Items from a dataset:
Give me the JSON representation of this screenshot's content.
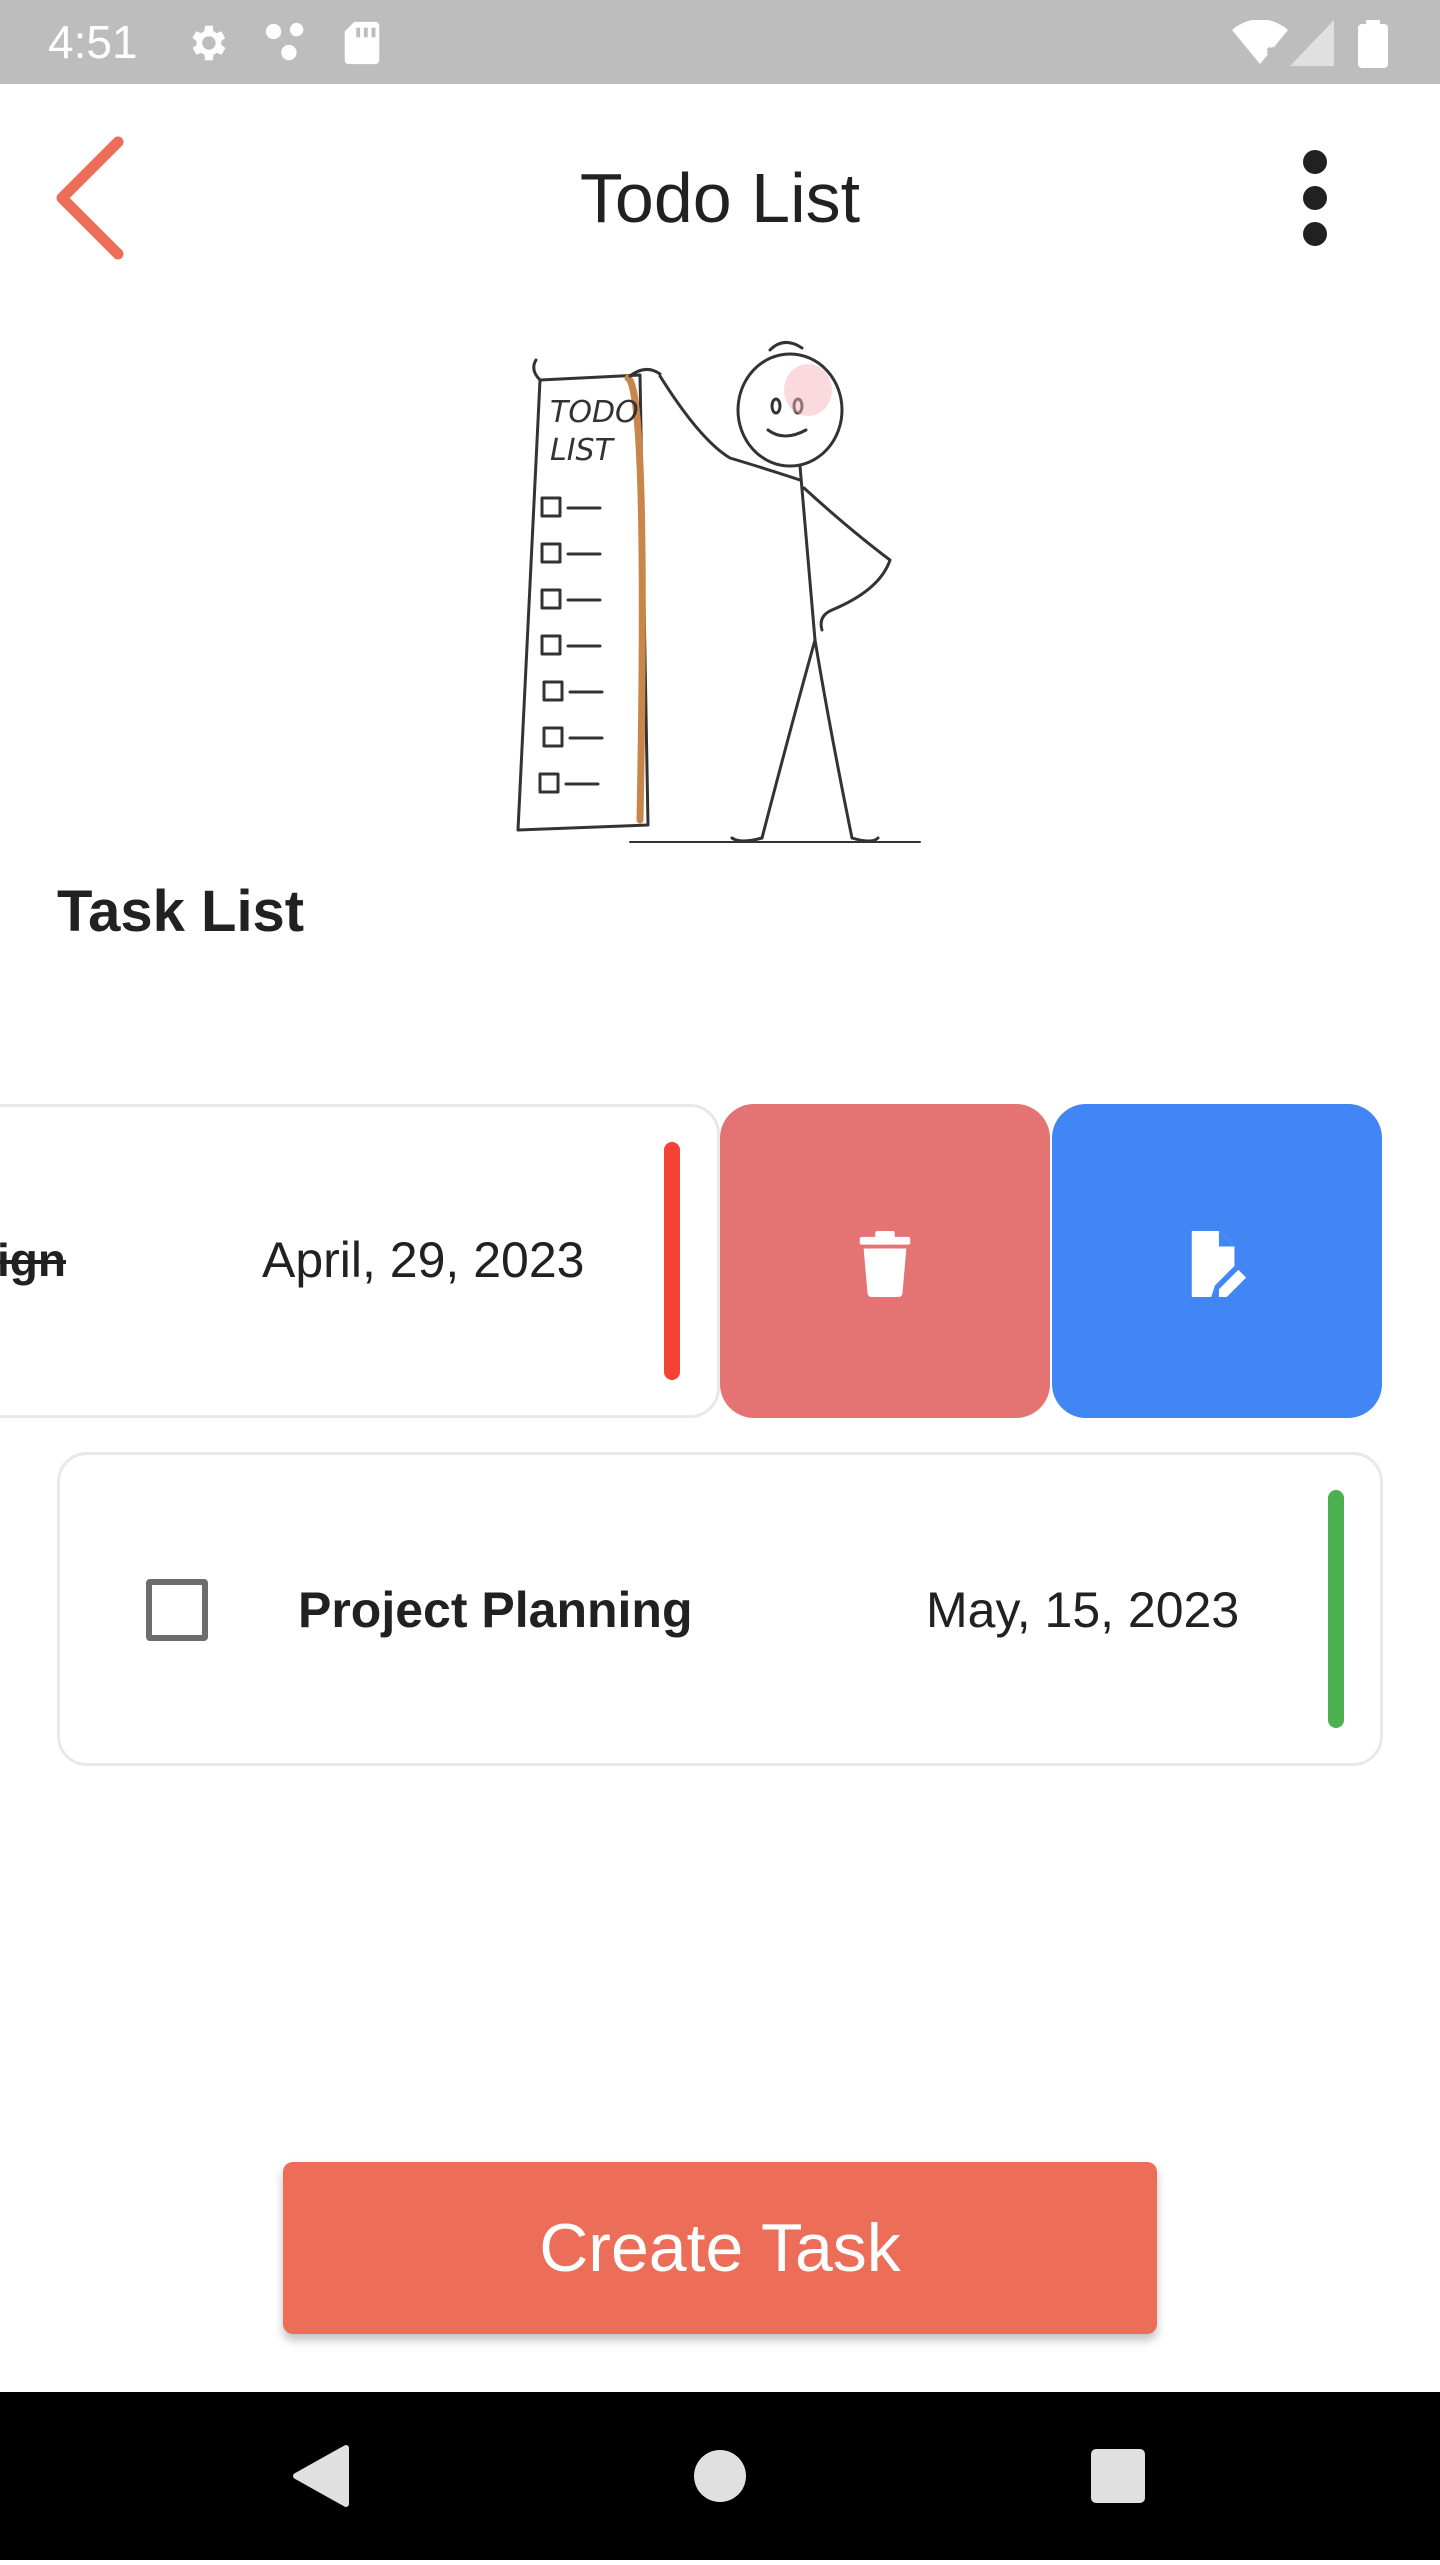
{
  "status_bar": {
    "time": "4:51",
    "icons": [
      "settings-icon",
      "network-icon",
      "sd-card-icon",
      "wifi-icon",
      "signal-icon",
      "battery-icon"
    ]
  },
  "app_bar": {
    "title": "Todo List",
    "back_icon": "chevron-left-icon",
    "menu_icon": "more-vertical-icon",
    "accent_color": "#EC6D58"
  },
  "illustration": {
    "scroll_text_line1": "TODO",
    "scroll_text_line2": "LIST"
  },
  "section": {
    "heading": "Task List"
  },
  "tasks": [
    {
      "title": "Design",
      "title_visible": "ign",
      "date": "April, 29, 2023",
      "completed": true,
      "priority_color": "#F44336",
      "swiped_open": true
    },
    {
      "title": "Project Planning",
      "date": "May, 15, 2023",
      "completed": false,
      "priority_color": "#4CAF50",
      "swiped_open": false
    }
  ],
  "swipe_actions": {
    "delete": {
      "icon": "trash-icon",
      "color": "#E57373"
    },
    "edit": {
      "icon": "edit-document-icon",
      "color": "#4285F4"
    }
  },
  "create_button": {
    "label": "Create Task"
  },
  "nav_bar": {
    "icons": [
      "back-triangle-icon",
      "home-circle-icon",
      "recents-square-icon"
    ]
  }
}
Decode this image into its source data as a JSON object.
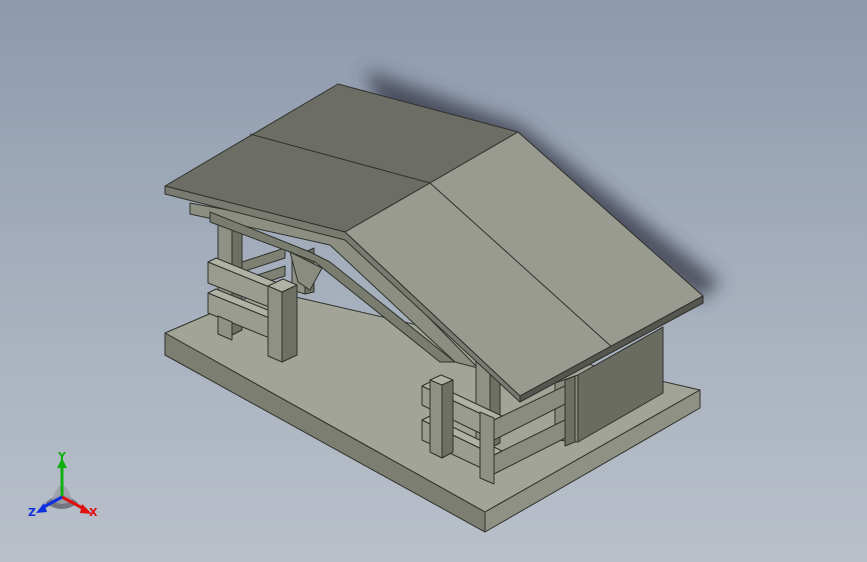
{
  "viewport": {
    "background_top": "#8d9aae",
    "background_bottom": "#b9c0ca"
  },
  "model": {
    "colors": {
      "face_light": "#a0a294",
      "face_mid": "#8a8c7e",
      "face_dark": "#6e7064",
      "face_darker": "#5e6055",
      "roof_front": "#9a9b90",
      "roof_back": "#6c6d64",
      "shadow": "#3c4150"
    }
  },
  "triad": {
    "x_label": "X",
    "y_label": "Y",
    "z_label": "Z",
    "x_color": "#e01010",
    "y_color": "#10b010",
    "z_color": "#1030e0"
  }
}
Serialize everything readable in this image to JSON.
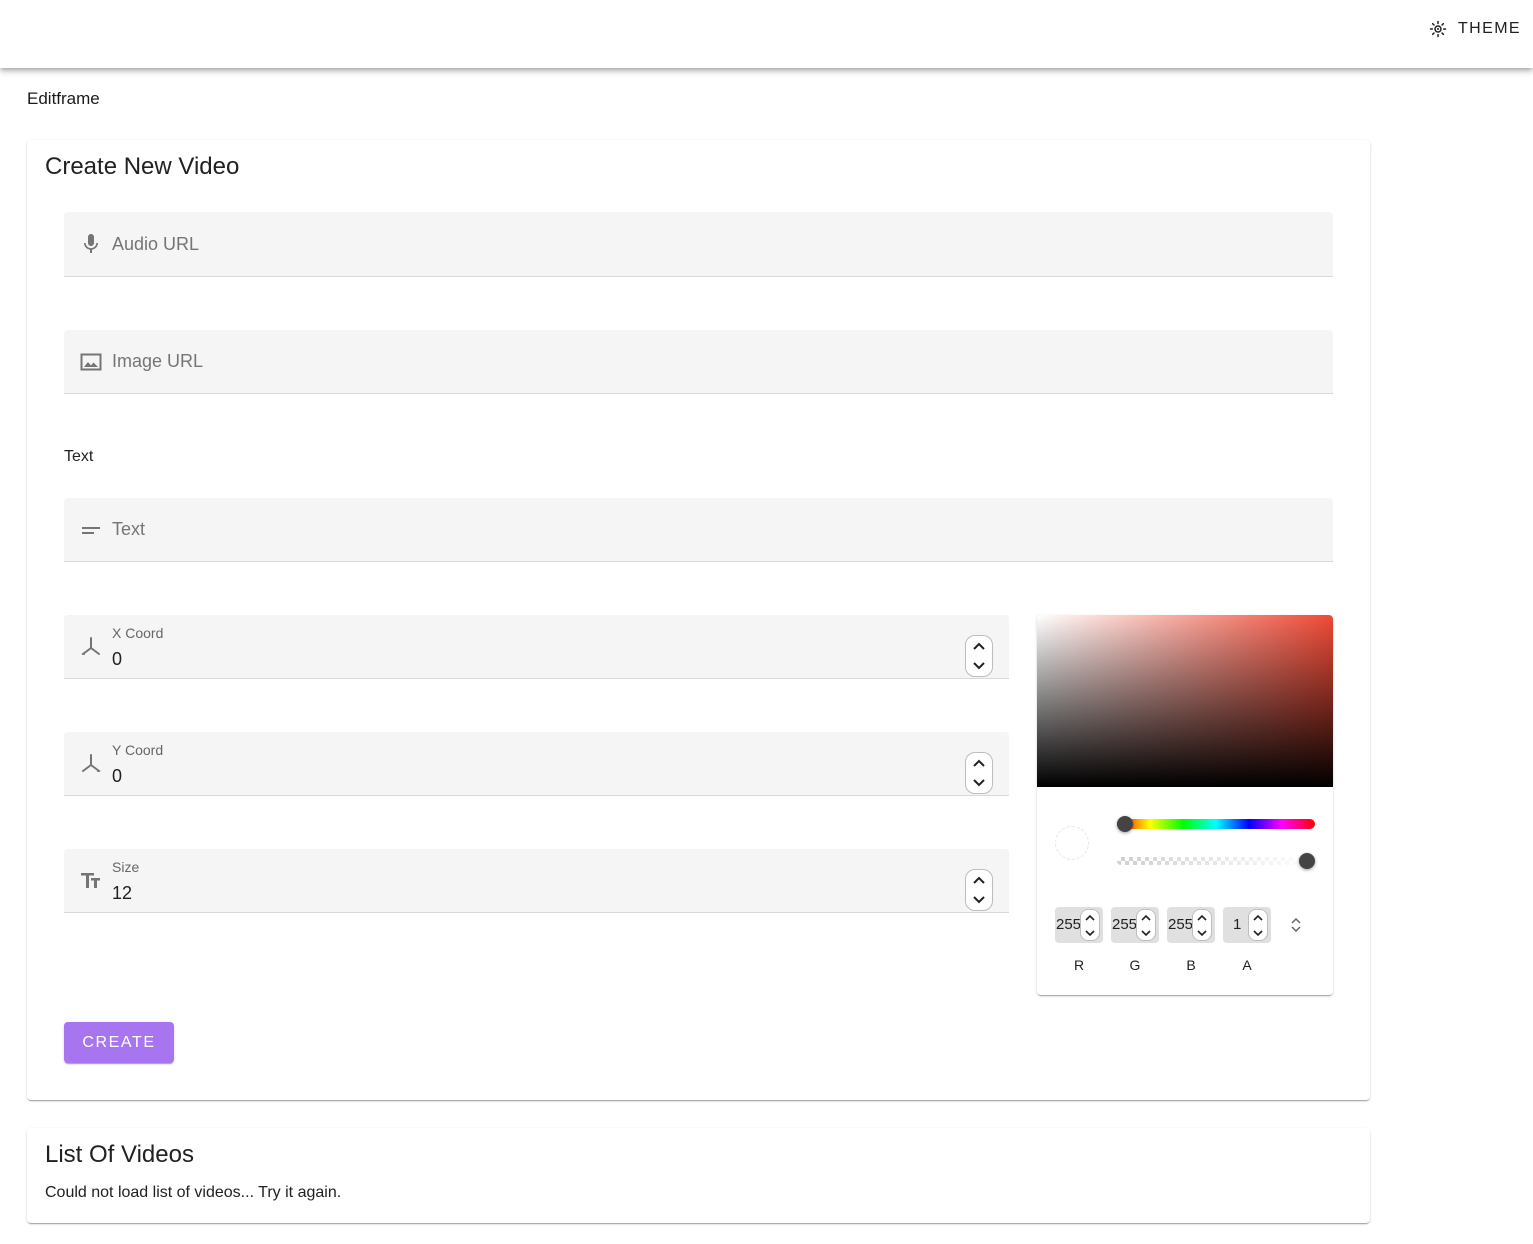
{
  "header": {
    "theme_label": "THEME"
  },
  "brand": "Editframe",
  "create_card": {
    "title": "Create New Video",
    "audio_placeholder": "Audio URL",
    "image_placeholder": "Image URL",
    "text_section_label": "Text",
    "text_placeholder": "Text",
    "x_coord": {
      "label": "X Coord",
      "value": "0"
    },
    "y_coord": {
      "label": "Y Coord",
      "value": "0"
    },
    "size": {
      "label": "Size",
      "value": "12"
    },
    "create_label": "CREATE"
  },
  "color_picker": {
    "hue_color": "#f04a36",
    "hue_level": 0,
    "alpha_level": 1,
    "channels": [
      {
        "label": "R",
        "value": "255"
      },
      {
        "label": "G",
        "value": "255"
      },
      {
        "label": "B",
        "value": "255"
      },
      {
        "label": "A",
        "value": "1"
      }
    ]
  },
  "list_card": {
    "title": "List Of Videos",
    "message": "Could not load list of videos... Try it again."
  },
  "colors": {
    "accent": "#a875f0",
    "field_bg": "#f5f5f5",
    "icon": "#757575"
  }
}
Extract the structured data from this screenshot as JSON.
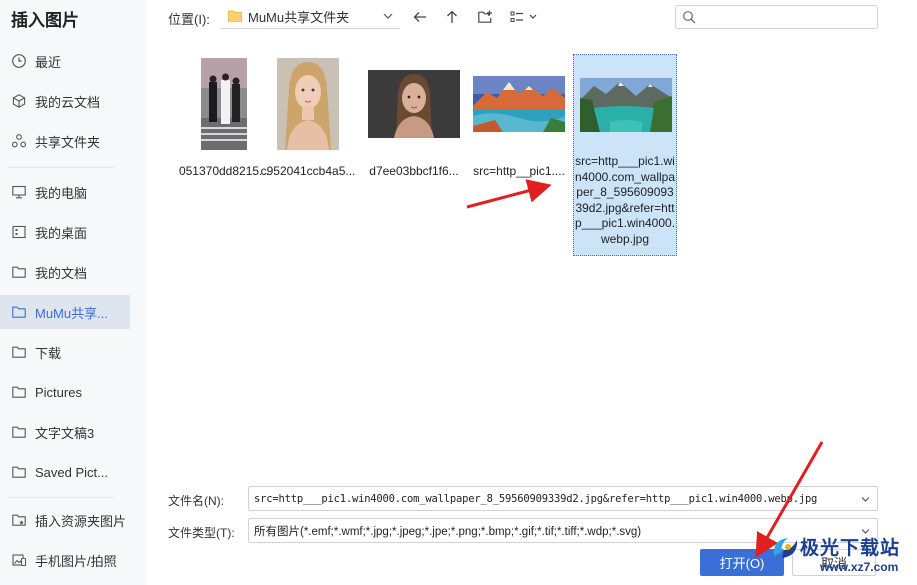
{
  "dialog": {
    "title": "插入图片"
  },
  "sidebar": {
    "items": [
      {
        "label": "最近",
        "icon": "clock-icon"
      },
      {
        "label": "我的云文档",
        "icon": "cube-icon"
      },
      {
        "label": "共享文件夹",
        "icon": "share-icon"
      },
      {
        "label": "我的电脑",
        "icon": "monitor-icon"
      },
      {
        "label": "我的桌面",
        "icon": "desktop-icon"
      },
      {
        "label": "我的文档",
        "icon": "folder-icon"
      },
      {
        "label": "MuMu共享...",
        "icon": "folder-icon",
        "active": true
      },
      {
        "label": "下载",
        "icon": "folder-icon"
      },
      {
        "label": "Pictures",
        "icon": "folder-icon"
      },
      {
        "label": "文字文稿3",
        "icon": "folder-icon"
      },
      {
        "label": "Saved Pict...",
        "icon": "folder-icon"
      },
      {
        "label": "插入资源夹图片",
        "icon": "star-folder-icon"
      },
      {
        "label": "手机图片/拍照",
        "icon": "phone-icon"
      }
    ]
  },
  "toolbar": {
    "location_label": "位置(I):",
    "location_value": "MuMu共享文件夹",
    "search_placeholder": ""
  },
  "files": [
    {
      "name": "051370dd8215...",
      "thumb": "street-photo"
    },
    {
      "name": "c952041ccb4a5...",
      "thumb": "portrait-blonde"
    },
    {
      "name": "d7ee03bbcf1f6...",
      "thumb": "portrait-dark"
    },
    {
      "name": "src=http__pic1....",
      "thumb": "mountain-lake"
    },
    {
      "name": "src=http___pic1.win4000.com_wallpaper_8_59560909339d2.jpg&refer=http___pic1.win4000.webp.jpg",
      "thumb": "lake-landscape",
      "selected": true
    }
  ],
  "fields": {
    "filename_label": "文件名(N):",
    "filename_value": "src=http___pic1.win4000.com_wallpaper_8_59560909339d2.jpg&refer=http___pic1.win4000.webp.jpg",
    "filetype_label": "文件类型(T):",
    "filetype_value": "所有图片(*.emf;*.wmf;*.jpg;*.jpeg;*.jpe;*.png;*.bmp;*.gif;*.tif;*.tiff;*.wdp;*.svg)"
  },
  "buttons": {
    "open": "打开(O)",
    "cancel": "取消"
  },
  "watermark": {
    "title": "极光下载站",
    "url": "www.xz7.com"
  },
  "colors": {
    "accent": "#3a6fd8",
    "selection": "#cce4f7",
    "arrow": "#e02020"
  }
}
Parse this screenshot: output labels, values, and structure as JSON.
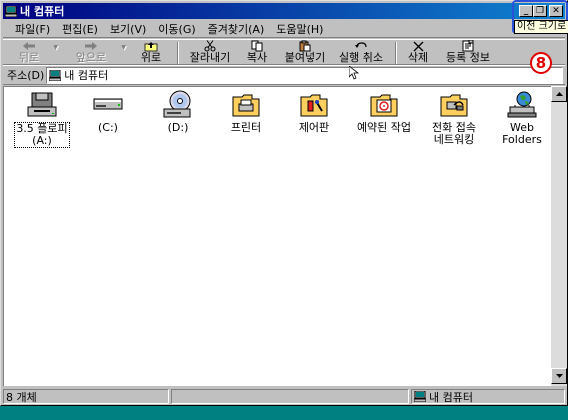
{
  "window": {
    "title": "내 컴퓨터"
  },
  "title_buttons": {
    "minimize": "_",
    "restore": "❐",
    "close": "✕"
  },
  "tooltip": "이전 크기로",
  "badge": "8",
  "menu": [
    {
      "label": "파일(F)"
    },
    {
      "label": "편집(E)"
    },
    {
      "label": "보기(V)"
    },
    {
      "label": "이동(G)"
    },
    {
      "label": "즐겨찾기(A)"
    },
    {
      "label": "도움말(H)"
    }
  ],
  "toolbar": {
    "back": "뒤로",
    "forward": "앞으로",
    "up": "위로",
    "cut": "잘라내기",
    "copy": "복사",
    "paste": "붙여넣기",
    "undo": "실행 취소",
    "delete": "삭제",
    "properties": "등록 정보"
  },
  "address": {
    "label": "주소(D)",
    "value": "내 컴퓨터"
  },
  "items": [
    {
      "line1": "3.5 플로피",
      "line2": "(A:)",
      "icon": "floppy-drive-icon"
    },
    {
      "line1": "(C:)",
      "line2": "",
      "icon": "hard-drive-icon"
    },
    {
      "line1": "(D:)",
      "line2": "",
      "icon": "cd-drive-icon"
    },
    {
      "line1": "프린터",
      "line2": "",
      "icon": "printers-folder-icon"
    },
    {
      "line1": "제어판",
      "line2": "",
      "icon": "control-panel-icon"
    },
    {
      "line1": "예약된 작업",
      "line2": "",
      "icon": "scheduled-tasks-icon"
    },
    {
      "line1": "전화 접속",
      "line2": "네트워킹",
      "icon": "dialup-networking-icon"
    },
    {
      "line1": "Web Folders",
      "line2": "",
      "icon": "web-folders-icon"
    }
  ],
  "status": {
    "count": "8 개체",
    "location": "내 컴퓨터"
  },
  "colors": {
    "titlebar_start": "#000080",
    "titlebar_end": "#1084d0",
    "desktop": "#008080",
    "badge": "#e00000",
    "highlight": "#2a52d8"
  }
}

→ **WORK TO BE COMPLETED**: Count every line of the records that holds the string "portrait". Write only the total.

→ **RESPONSE TO THE EXERCISE**: 2